▸ **INFORMATION SHOWN**:

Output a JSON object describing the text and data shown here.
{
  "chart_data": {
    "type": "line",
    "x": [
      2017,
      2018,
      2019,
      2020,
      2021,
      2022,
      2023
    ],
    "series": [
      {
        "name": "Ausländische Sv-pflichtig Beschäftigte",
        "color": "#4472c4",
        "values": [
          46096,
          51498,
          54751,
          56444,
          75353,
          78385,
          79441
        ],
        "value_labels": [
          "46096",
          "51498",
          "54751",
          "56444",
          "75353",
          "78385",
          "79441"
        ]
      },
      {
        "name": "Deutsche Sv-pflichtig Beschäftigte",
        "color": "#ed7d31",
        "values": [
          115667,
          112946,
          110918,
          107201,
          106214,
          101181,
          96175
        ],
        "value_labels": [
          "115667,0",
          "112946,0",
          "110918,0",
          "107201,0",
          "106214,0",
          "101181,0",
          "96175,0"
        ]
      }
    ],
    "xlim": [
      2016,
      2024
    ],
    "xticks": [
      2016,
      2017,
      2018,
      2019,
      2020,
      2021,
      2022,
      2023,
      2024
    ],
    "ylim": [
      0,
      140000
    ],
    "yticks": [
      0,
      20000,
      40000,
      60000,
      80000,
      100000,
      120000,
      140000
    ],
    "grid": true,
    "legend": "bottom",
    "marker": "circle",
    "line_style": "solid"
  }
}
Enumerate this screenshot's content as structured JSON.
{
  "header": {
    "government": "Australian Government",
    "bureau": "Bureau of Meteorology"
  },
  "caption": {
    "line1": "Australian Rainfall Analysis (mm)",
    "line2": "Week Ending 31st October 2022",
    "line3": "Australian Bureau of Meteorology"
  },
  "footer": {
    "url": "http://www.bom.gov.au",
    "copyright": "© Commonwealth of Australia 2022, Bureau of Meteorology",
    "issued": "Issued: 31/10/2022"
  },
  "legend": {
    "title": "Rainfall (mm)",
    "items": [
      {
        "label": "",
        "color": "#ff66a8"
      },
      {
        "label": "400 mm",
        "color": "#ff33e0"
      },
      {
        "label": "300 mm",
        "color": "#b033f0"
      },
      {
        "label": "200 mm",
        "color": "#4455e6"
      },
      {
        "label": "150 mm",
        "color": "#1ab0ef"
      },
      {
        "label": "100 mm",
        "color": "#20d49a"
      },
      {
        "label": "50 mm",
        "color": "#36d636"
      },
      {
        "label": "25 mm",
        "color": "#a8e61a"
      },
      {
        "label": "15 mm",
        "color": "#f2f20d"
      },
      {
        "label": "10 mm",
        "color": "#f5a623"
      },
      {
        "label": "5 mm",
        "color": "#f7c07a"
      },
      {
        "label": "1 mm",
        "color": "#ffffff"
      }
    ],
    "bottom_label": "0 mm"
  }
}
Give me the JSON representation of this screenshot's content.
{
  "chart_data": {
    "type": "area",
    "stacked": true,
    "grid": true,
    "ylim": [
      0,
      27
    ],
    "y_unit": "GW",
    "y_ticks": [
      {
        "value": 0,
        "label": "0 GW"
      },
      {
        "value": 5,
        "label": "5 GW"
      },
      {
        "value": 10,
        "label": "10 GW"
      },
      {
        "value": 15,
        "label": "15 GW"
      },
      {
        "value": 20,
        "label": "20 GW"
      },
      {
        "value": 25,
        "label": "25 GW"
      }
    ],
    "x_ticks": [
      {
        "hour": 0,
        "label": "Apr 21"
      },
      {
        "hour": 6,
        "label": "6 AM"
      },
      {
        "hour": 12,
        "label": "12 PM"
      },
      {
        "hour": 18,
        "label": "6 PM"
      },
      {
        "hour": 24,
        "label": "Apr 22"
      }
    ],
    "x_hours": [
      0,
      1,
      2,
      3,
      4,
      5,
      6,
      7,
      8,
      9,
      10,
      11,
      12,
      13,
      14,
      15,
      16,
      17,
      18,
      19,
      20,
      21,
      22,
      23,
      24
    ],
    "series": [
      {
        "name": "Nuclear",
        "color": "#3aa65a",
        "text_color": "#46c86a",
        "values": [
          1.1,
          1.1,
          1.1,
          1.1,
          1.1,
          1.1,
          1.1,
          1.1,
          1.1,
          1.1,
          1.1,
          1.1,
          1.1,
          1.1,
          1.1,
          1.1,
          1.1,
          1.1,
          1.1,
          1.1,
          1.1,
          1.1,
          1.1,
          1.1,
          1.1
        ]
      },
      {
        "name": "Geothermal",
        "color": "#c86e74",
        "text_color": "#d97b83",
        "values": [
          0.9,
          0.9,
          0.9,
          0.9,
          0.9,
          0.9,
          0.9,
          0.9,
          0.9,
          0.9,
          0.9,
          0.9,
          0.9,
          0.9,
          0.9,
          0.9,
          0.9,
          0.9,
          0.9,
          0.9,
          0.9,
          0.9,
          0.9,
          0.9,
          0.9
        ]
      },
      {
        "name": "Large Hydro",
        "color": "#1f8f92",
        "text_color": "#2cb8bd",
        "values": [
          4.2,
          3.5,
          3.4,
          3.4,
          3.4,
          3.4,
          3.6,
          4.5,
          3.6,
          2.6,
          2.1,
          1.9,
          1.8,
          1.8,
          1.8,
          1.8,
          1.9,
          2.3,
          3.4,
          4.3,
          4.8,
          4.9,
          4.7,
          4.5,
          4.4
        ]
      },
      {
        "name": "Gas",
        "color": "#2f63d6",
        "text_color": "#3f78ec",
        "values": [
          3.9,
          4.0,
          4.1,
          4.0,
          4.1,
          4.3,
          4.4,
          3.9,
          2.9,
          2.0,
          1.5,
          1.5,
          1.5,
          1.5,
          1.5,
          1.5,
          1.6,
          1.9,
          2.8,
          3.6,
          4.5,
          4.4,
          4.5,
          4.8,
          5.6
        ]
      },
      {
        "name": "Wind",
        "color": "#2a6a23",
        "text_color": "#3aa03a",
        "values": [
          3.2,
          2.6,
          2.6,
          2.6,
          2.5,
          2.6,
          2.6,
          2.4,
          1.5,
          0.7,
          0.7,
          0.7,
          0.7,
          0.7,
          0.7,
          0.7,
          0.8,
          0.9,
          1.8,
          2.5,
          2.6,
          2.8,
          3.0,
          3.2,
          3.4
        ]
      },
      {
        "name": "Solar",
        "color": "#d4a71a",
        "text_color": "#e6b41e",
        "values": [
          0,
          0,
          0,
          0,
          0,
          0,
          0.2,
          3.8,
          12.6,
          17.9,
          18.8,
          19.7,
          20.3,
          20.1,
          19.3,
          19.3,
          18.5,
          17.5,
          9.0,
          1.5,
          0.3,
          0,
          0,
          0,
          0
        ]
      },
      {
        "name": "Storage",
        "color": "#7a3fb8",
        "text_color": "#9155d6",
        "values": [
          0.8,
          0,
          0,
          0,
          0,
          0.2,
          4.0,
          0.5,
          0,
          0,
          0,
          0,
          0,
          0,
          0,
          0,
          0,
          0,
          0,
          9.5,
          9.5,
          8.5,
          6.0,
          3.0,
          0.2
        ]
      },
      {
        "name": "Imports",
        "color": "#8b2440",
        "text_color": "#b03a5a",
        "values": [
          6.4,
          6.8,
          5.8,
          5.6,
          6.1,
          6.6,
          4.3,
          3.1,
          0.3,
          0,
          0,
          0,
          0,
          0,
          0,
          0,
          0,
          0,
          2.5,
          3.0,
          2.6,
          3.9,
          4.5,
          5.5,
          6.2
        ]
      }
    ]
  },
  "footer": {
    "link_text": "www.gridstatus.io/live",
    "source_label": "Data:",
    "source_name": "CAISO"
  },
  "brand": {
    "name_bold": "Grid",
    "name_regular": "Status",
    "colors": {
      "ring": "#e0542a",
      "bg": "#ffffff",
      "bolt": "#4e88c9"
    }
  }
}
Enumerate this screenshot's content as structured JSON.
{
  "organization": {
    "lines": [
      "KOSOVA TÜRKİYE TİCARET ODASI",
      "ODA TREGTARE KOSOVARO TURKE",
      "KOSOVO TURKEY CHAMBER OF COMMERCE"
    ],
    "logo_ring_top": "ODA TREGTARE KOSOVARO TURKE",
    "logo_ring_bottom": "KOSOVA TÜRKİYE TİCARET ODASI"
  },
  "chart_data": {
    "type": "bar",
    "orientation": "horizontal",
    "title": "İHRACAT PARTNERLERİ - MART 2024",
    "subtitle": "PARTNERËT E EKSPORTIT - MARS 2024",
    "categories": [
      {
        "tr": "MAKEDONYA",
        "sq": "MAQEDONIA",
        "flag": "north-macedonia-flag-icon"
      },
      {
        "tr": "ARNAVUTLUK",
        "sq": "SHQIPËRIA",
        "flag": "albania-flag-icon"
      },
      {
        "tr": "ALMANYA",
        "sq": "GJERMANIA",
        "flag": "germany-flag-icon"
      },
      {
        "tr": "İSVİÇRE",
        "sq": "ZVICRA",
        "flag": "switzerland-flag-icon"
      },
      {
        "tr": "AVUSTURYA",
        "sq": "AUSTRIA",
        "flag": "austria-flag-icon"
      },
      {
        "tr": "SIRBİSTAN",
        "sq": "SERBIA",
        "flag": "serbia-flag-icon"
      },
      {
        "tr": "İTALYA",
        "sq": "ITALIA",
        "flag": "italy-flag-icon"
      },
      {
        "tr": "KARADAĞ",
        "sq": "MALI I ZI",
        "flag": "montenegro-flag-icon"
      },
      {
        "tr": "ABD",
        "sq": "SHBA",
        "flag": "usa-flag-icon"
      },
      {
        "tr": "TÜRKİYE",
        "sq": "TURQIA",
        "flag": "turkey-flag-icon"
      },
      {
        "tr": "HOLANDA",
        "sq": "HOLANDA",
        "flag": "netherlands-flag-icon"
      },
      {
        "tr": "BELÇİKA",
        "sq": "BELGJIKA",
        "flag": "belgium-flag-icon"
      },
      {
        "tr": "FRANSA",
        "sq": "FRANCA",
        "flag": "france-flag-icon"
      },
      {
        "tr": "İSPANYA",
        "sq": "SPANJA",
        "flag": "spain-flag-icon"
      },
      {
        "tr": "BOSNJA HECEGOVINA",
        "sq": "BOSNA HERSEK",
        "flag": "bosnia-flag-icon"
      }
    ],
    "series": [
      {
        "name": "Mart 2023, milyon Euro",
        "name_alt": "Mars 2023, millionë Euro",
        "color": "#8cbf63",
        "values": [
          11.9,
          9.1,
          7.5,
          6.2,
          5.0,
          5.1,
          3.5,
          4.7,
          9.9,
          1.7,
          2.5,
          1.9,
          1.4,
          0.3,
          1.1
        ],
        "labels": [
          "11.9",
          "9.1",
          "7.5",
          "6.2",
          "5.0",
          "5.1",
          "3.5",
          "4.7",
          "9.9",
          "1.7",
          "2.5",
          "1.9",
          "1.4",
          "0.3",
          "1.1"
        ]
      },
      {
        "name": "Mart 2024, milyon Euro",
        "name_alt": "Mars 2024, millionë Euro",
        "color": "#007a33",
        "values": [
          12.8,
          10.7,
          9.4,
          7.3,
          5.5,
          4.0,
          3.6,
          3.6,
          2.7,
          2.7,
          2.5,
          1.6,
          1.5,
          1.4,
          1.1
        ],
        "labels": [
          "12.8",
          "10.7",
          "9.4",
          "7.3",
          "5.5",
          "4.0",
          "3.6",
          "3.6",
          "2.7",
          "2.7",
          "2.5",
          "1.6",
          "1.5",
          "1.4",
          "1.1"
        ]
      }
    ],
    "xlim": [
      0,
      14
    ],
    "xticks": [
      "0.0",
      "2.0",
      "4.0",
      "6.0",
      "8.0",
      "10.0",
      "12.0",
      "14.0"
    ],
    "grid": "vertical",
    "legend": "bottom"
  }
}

▸ **THE EXERCISE**:
Your task is to pick out every line with the string "Bureau" and copy it.

▸ **IN RESPONSE**:
    "bureau": "Bureau of Meteorology"
    "line3": "Australian Bureau of Meteorology"
    "copyright": "© Commonwealth of Australia 2022, Bureau of Meteorology",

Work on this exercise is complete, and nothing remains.